(Collected data)
>>>
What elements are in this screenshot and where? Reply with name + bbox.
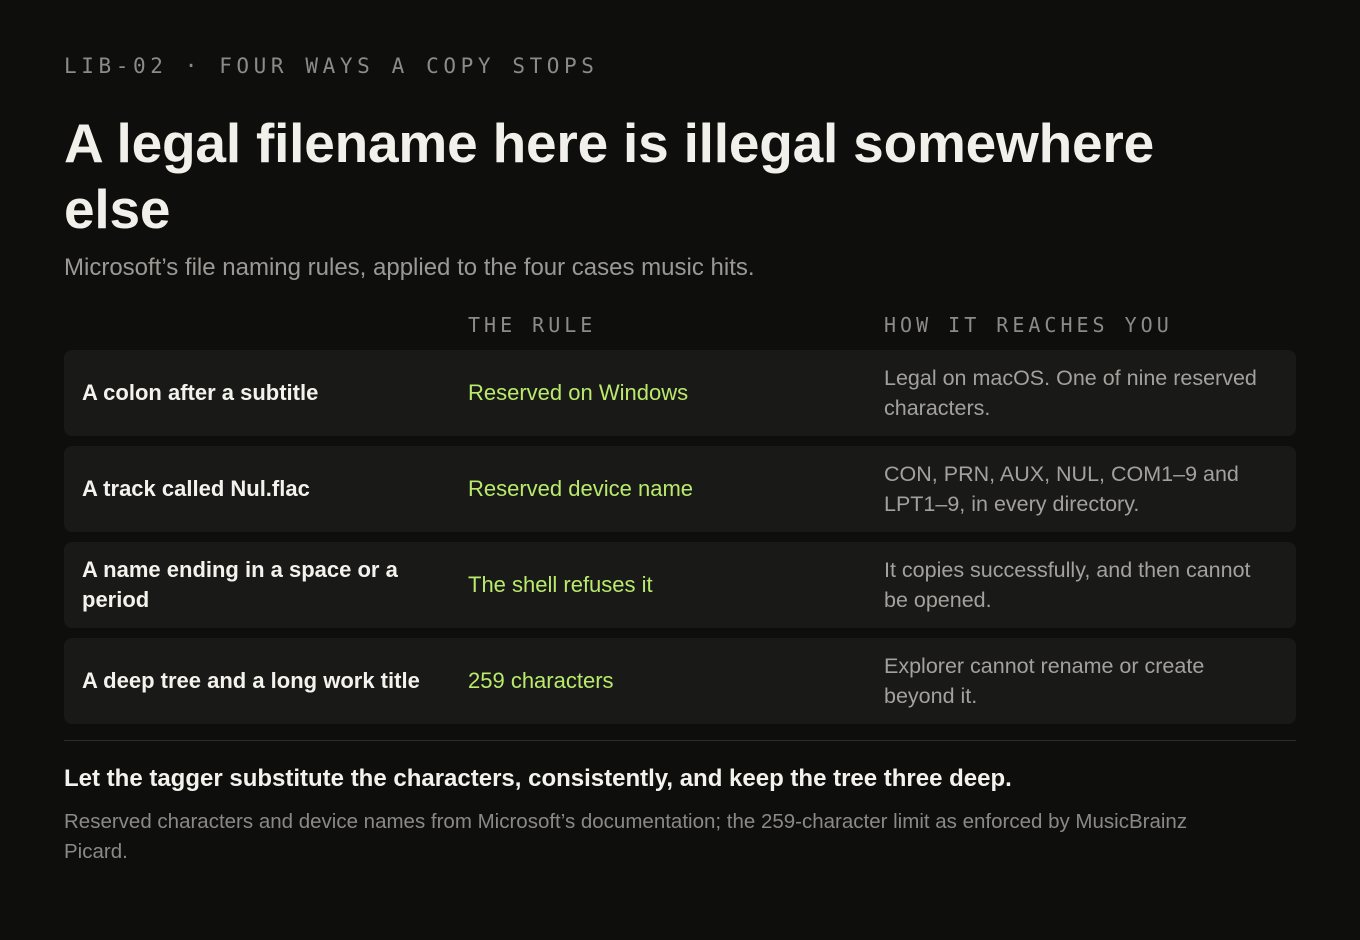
table-row: A deep tree and a long work title 259 ch… xyxy=(64,638,1296,724)
reach-cell: Explorer cannot rename or create beyond … xyxy=(884,654,1205,708)
page-subtitle: Microsoft’s file naming rules, applied t… xyxy=(64,254,755,281)
table-row: A track called Nul.flac Reserved device … xyxy=(64,446,1296,532)
source-note: Reserved characters and device names fro… xyxy=(64,810,1188,863)
table-header: THE RULE HOW IT REACHES YOU xyxy=(64,312,1296,342)
takeaway-text: Let the tagger substitute the characters… xyxy=(64,765,1012,792)
table-row: A name ending in a space or a period The… xyxy=(64,542,1296,628)
rule-cell: 259 characters xyxy=(468,668,614,693)
page-title: A legal filename here is illegal somewhe… xyxy=(64,112,1155,240)
reach-cell: CON, PRN, AUX, NUL, COM1–9 and LPT1–9, i… xyxy=(884,462,1239,516)
rule-cell: Reserved device name xyxy=(468,476,694,501)
reach-cell: It copies successfully, and then cannot … xyxy=(884,558,1251,612)
rules-table: A colon after a subtitle Reserved on Win… xyxy=(64,350,1296,724)
divider xyxy=(64,740,1296,741)
case-cell: A deep tree and a long work title xyxy=(82,668,420,693)
column-header-reach: HOW IT REACHES YOU xyxy=(884,313,1173,337)
rule-cell: The shell refuses it xyxy=(468,572,653,597)
page: LIB-02 · FOUR WAYS A COPY STOPS A legal … xyxy=(0,0,1360,940)
eyebrow-label: LIB-02 · FOUR WAYS A COPY STOPS xyxy=(64,54,599,78)
table-row: A colon after a subtitle Reserved on Win… xyxy=(64,350,1296,436)
column-header-rule: THE RULE xyxy=(468,313,597,337)
case-cell: A colon after a subtitle xyxy=(82,380,319,405)
reach-cell: Legal on macOS. One of nine reserved cha… xyxy=(884,366,1257,420)
rule-cell: Reserved on Windows xyxy=(468,380,689,405)
case-cell: A name ending in a space or a period xyxy=(82,557,398,612)
case-cell: A track called Nul.flac xyxy=(82,476,310,501)
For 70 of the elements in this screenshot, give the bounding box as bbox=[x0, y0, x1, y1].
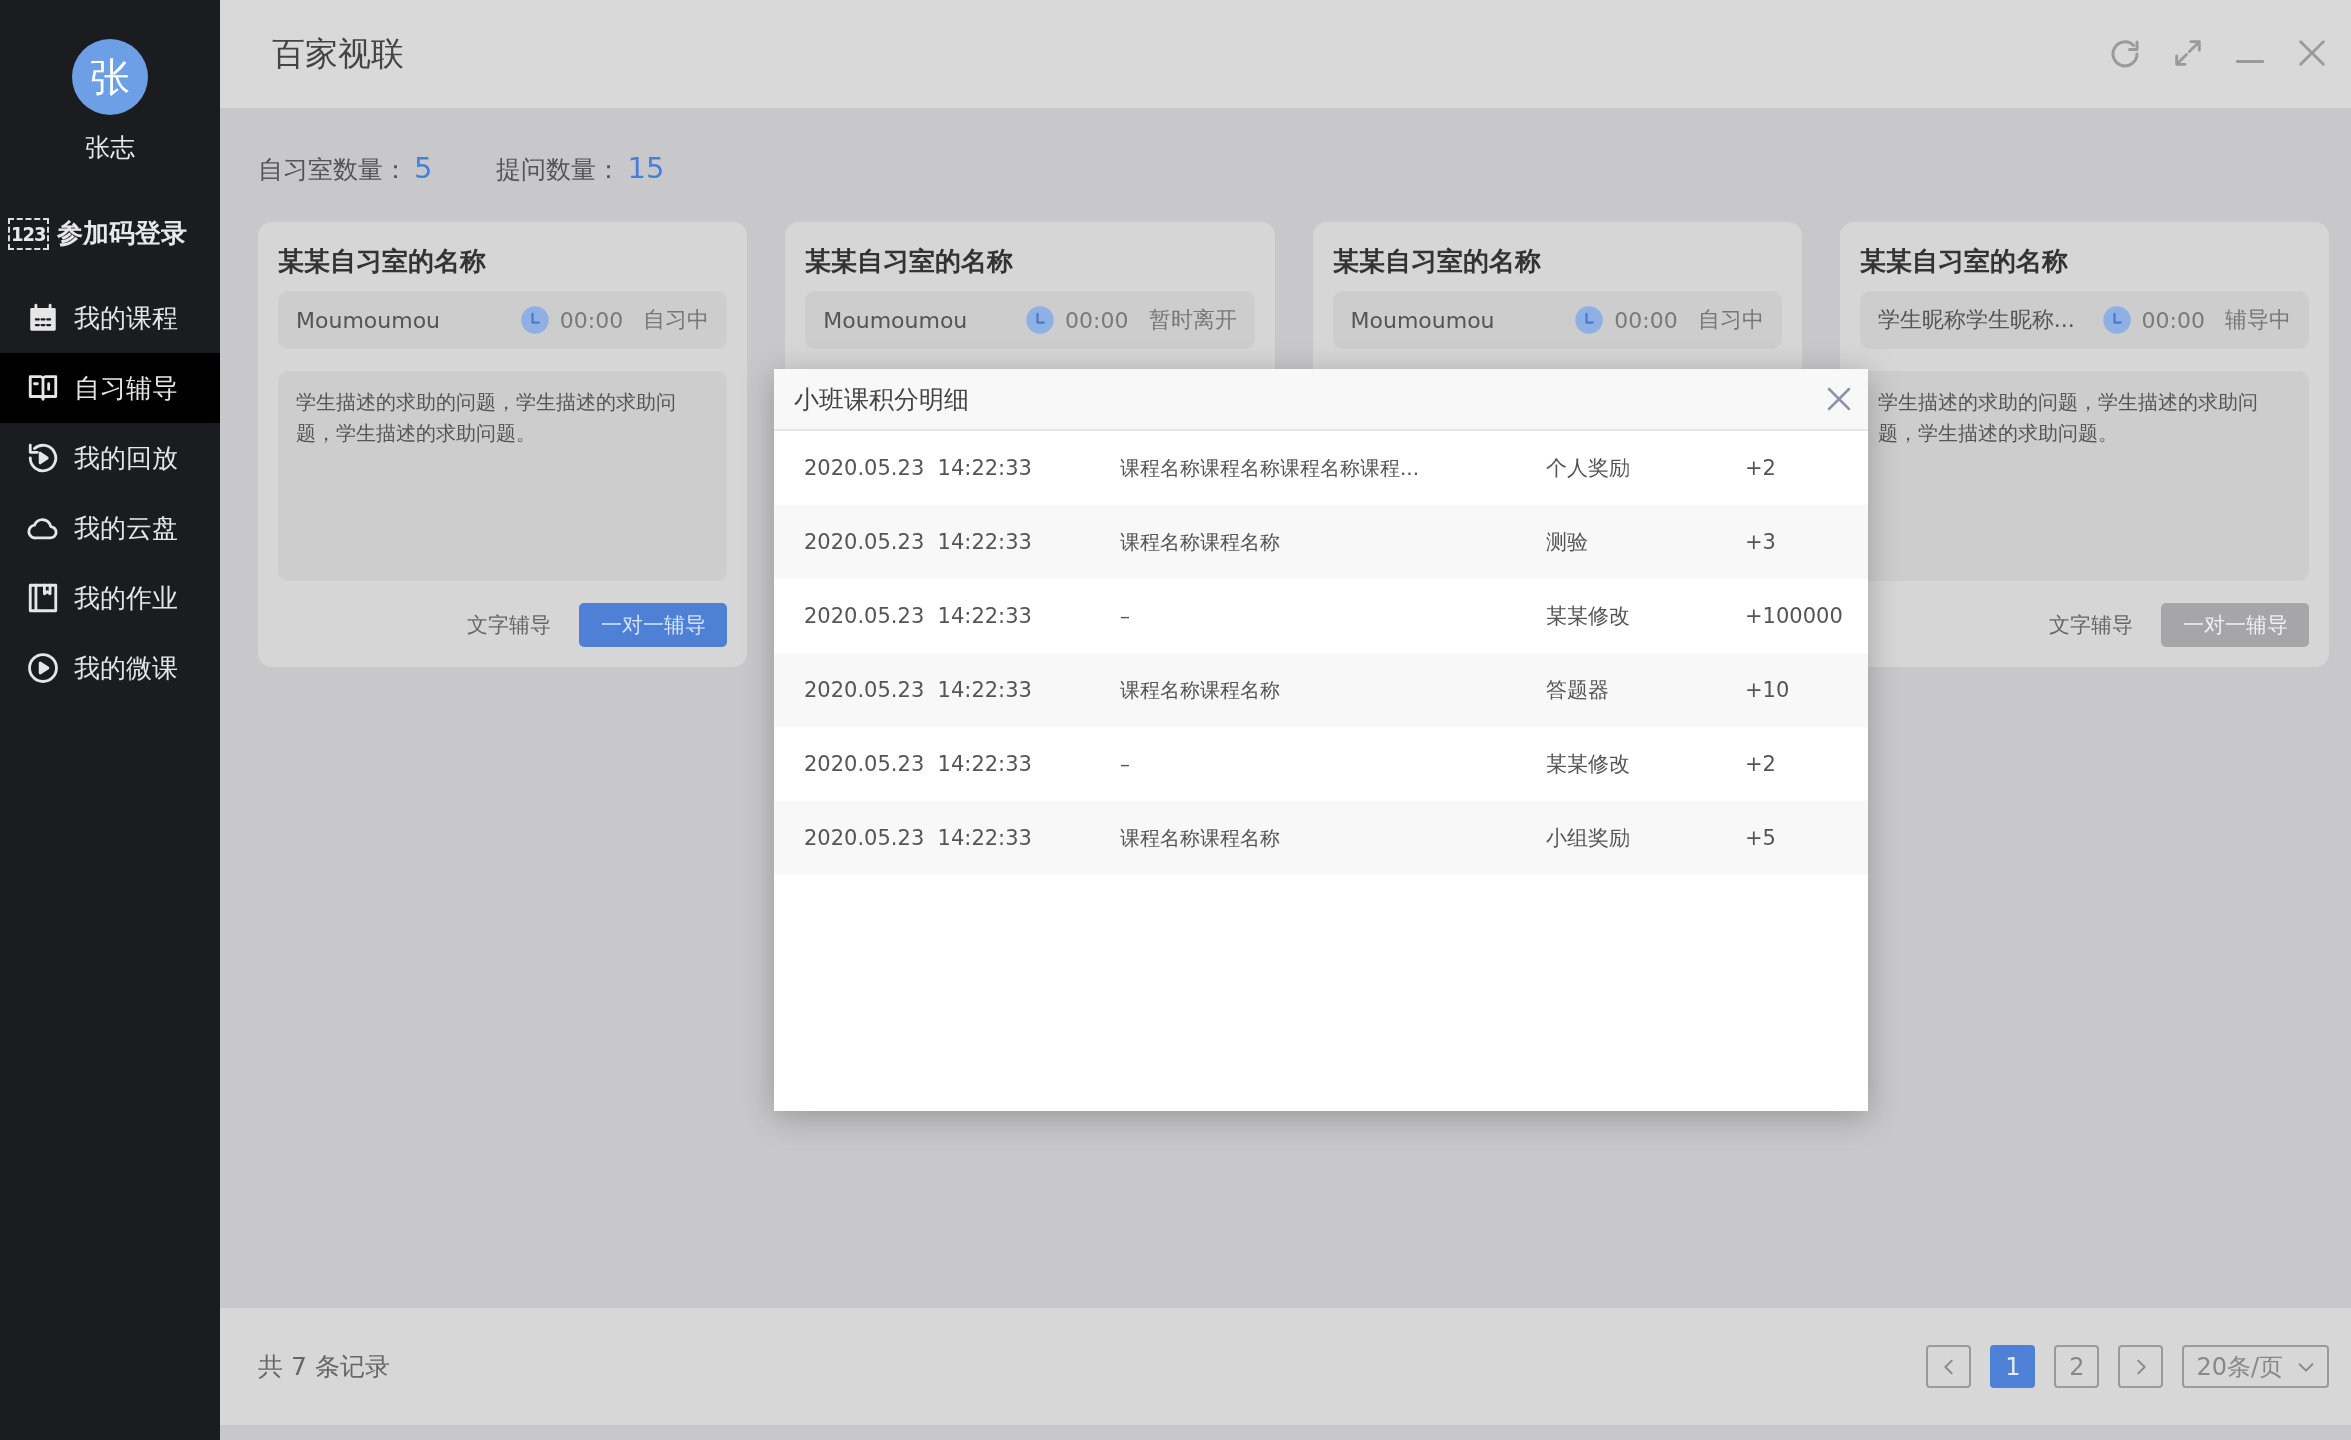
table-cell-text: 测验 bbox=[1546, 529, 1589, 556]
text-tutor-link[interactable]: 文字辅导 bbox=[467, 611, 552, 639]
table-cell-text: +2 bbox=[1745, 456, 1777, 480]
code-login-link[interactable]: 123 参加码登录 bbox=[0, 216, 187, 251]
student-name: 学生昵称学生昵称... bbox=[1877, 306, 2076, 334]
study-time: 00:00 bbox=[2141, 307, 2205, 333]
clock-icon bbox=[519, 305, 550, 335]
nav-item[interactable]: 我的微课 bbox=[0, 633, 220, 703]
dialog-title: 小班课积分明细 bbox=[794, 383, 969, 416]
study-status: 自习中 bbox=[643, 306, 710, 334]
table-cell-text: – bbox=[1120, 752, 1131, 776]
avatar: 张 bbox=[72, 39, 148, 115]
stat-value: 15 bbox=[627, 150, 665, 185]
record-count: 共 7 条记录 bbox=[258, 1351, 390, 1383]
study-time: 00:00 bbox=[1065, 307, 1129, 333]
nav-item[interactable]: 我的云盘 bbox=[0, 493, 220, 563]
app-title: 百家视联 bbox=[272, 32, 404, 75]
stat-label: 自习室数量： bbox=[258, 153, 408, 186]
table-cell-text: 某某修改 bbox=[1546, 751, 1631, 778]
room-title: 某某自习室的名称 bbox=[1332, 245, 1542, 278]
table-cell-text: 课程名称课程名称 bbox=[1120, 824, 1281, 852]
text-tutor-link[interactable]: 文字辅导 bbox=[2049, 611, 2133, 639]
stat-label: 提问数量： bbox=[496, 153, 622, 186]
user-name: 张志 bbox=[85, 132, 135, 164]
notebook-icon bbox=[26, 581, 60, 615]
clock-icon bbox=[1574, 305, 1605, 335]
room-title: 某某自习室的名称 bbox=[805, 245, 1015, 278]
table-cell-text: 课程名称课程名称 bbox=[1120, 528, 1281, 556]
nav-item[interactable]: 我的回放 bbox=[0, 423, 220, 493]
table-cell-text: 课程名称课程名称 bbox=[1120, 676, 1281, 704]
table-cell-text: +5 bbox=[1745, 826, 1777, 850]
room-title: 某某自习室的名称 bbox=[1859, 245, 2069, 278]
room-title: 某某自习室的名称 bbox=[278, 245, 487, 278]
table-cell-text: – bbox=[1120, 604, 1131, 628]
table-cell-text: +100000 bbox=[1745, 604, 1844, 628]
table-cell-text: 2020.05.23 14:22:33 bbox=[804, 826, 1033, 850]
study-time: 00:00 bbox=[559, 307, 624, 333]
table-cell-text: 2020.05.23 14:22:33 bbox=[804, 678, 1033, 702]
table-cell-text: 个人奖励 bbox=[1546, 455, 1631, 482]
table-cell-text: 2020.05.23 14:22:33 bbox=[804, 530, 1033, 554]
replay-icon bbox=[26, 441, 60, 475]
nav-item[interactable]: 我的课程 bbox=[0, 283, 220, 353]
next-page-button[interactable] bbox=[2118, 1345, 2164, 1388]
table-cell-text: 某某修改 bbox=[1546, 603, 1631, 630]
description-text: 学生描述的求助的问题，学生描述的求助问题，学生描述的求助问题。 bbox=[296, 389, 677, 447]
clock-icon bbox=[1025, 305, 1056, 335]
table-cell-text: +10 bbox=[1745, 678, 1791, 702]
description-text: 学生描述的求助的问题，学生描述的求助问题，学生描述的求助问题。 bbox=[1877, 389, 2259, 447]
table-cell-text: 2020.05.23 14:22:33 bbox=[804, 604, 1033, 628]
table-cell-text: 2020.05.23 14:22:33 bbox=[804, 752, 1033, 776]
table-cell-text: 小组奖励 bbox=[1546, 825, 1631, 852]
table-cell-text: 答题器 bbox=[1546, 677, 1610, 704]
nav-item[interactable]: 自习辅导 bbox=[0, 353, 220, 423]
clock-icon bbox=[2101, 305, 2132, 335]
stat-value: 5 bbox=[414, 150, 433, 185]
prev-page-button[interactable] bbox=[1926, 1345, 1972, 1388]
table-cell-text: +2 bbox=[1745, 752, 1777, 776]
student-name: Moumoumou bbox=[1350, 307, 1496, 333]
student-name: Moumoumou bbox=[823, 307, 969, 333]
study-status: 自习中 bbox=[1697, 306, 1764, 334]
table-cell-text: 课程名称课程名称课程名称课程... bbox=[1120, 454, 1421, 482]
table-cell-text: +3 bbox=[1745, 530, 1777, 554]
study-status: 暂时离开 bbox=[1148, 306, 1237, 334]
study-time: 00:00 bbox=[1614, 307, 1678, 333]
play-icon bbox=[26, 651, 60, 685]
nav-item[interactable]: 我的作业 bbox=[0, 563, 220, 633]
student-name: Moumoumou bbox=[296, 307, 442, 333]
code-icon: 123 bbox=[8, 217, 49, 250]
table-cell-text: 2020.05.23 14:22:33 bbox=[804, 456, 1033, 480]
study-status: 辅导中 bbox=[2225, 306, 2291, 334]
<<<
→ Given task
Rewrite every line of the material above as a numbered list, skipping blank lines and leaving out the pictures.

→ Answer to this task
1. What elements are in this screenshot and where? Reply with name + bbox.
2. table-row: A deep tree and a long work title 259 ch… xyxy=(64,638,1296,724)
3. reach-cell: Explorer cannot rename or create beyond … xyxy=(884,654,1205,708)
4. page-subtitle: Microsoft’s file naming rules, applied t… xyxy=(64,254,755,281)
5. table-row: A track called Nul.flac Reserved device … xyxy=(64,446,1296,532)
6. source-note: Reserved characters and device names fro… xyxy=(64,810,1188,863)
7. table-header: THE RULE HOW IT REACHES YOU xyxy=(64,312,1296,342)
8. takeaway-text: Let the tagger substitute the characters… xyxy=(64,765,1012,792)
9. table-row: A name ending in a space or a period The… xyxy=(64,542,1296,628)
10. rule-cell: 259 characters xyxy=(468,668,614,693)
11. page-title: A legal filename here is illegal somewhe… xyxy=(64,112,1155,240)
12. reach-cell: CON, PRN, AUX, NUL, COM1–9 and LPT1–9, i… xyxy=(884,462,1239,516)
13. rule-cell: Reserved device name xyxy=(468,476,694,501)
14. reach-cell: It copies successfully, and then cannot … xyxy=(884,558,1251,612)
15. rules-table: A colon after a subtitle Reserved on Win… xyxy=(64,350,1296,724)
16. divider xyxy=(64,740,1296,741)
17. case-cell: A deep tree and a long work title xyxy=(82,668,420,693)
18. column-header-reach: HOW IT REACHES YOU xyxy=(884,313,1173,337)
19. rule-cell: The shell refuses it xyxy=(468,572,653,597)
20. page: LIB-02 · FOUR WAYS A COPY STOPS A legal … xyxy=(0,0,1360,940)
21. eyebrow-label: LIB-02 · FOUR WAYS A COPY STOPS xyxy=(64,54,599,78)
22. table-row: A colon after a subtitle Reserved on Win… xyxy=(64,350,1296,436)
23. column-header-rule: THE RULE xyxy=(468,313,597,337)
24. case-cell: A colon after a subtitle xyxy=(82,380,319,405)
25. reach-cell: Legal on macOS. One of nine reserved cha… xyxy=(884,366,1257,420)
26. rule-cell: Reserved on Windows xyxy=(468,380,689,405)
27. case-cell: A name ending in a space or a period xyxy=(82,557,398,612)
28. case-cell: A track called Nul.flac xyxy=(82,476,310,501)
29. For 70 of the elements in this screenshot, give the bounding box as bbox=[x0, y0, x1, y1].
30. table-cell-text: 测验 bbox=[1546, 529, 1589, 556]
31. text-tutor-link[interactable]: 文字辅导 bbox=[467, 611, 552, 639]
32. table-cell-text: +2 bbox=[1745, 456, 1777, 480]
33. code-login-link[interactable]: 123 参加码登录 bbox=[0, 216, 187, 251]
34. student-name: 学生昵称学生昵称... bbox=[1877, 306, 2076, 334]
35. study-time: 00:00 bbox=[2141, 307, 2205, 333]
36. clock-icon bbox=[519, 305, 550, 335]
37. nav-item[interactable]: 我的微课 bbox=[0, 633, 220, 703]
38. dialog-title: 小班课积分明细 bbox=[794, 383, 969, 416]
39. study-status: 自习中 bbox=[643, 306, 710, 334]
40. table-cell-text: – bbox=[1120, 752, 1131, 776]
41. avatar: 张 bbox=[72, 39, 148, 115]
42. stat-value: 15 bbox=[627, 150, 665, 185]
43. record-count: 共 7 条记录 bbox=[258, 1351, 390, 1383]
44. study-time: 00:00 bbox=[1065, 307, 1129, 333]
45. nav-item[interactable]: 我的云盘 bbox=[0, 493, 220, 563]
46. app-title: 百家视联 bbox=[272, 32, 404, 75]
47. stat-label: 自习室数量： bbox=[258, 153, 408, 186]
48. table-cell-text: 某某修改 bbox=[1546, 751, 1631, 778]
49. room-title: 某某自习室的名称 bbox=[1332, 245, 1542, 278]
50. table-cell-text: 课程名称课程名称 bbox=[1120, 824, 1281, 852]
51. text-tutor-link[interactable]: 文字辅导 bbox=[2049, 611, 2133, 639]
52. stat-label: 提问数量： bbox=[496, 153, 622, 186]
53. user-name: 张志 bbox=[85, 132, 135, 164]
54. notebook-icon bbox=[26, 581, 60, 615]
55. clock-icon bbox=[1574, 305, 1605, 335]
56. room-title: 某某自习室的名称 bbox=[805, 245, 1015, 278]
57. table-cell-text: 课程名称课程名称 bbox=[1120, 528, 1281, 556]
58. nav-item[interactable]: 我的回放 bbox=[0, 423, 220, 493]
59. table-cell-text: 课程名称课程名称 bbox=[1120, 676, 1281, 704]
60. table-cell-text: +5 bbox=[1745, 826, 1777, 850]
61. room-title: 某某自习室的名称 bbox=[1859, 245, 2069, 278]
62. room-title: 某某自习室的名称 bbox=[278, 245, 487, 278]
63. table-cell-text: – bbox=[1120, 604, 1131, 628]
64. table-cell-text: +100000 bbox=[1745, 604, 1844, 628]
65. table-cell-text: 2020.05.23 14:22:33 bbox=[804, 826, 1033, 850]
66. study-time: 00:00 bbox=[559, 307, 624, 333]
67. table-cell-text: 2020.05.23 14:22:33 bbox=[804, 678, 1033, 702]
68. table-cell-text: 个人奖励 bbox=[1546, 455, 1631, 482]
69. table-cell-text: 2020.05.23 14:22:33 bbox=[804, 530, 1033, 554]
70. replay-icon bbox=[26, 441, 60, 475]
71. nav-item[interactable]: 我的课程 bbox=[0, 283, 220, 353]
72. next-page-button[interactable] bbox=[2118, 1345, 2164, 1388]
73. table-cell-text: 某某修改 bbox=[1546, 603, 1631, 630]
74. description-text: 学生描述的求助的问题，学生描述的求助问题，学生描述的求助问题。 bbox=[296, 389, 677, 447]
75. clock-icon bbox=[1025, 305, 1056, 335]
76. table-cell-text: +10 bbox=[1745, 678, 1791, 702]
77. description-text: 学生描述的求助的问题，学生描述的求助问题，学生描述的求助问题。 bbox=[1877, 389, 2259, 447]
78. table-cell-text: 2020.05.23 14:22:33 bbox=[804, 604, 1033, 628]
79. table-cell-text: 2020.05.23 14:22:33 bbox=[804, 752, 1033, 776]
80. table-cell-text: 小组奖励 bbox=[1546, 825, 1631, 852]
81. table-cell-text: 答题器 bbox=[1546, 677, 1610, 704]
82. nav-item[interactable]: 自习辅导 bbox=[0, 353, 220, 423]
83. clock-icon bbox=[2101, 305, 2132, 335]
84. stat-value: 5 bbox=[414, 150, 433, 185]
85. prev-page-button[interactable] bbox=[1926, 1345, 1972, 1388]
86. table-cell-text: +2 bbox=[1745, 752, 1777, 776]
87. student-name: Moumoumou bbox=[1350, 307, 1496, 333]
88. student-name: Moumoumou bbox=[823, 307, 969, 333]
89. study-status: 自习中 bbox=[1697, 306, 1764, 334]
90. table-cell-text: 课程名称课程名称课程名称课程... bbox=[1120, 454, 1421, 482]
91. table-cell-text: +3 bbox=[1745, 530, 1777, 554]
92. study-status: 暂时离开 bbox=[1148, 306, 1237, 334]
93. study-time: 00:00 bbox=[1614, 307, 1678, 333]
94. play-icon bbox=[26, 651, 60, 685]
95. nav-item[interactable]: 我的作业 bbox=[0, 563, 220, 633]
96. student-name: Moumoumou bbox=[296, 307, 442, 333]
97. code-icon: 123 bbox=[8, 217, 49, 250]
98. table-cell-text: 2020.05.23 14:22:33 bbox=[804, 456, 1033, 480]
99. study-status: 辅导中 bbox=[2225, 306, 2291, 334]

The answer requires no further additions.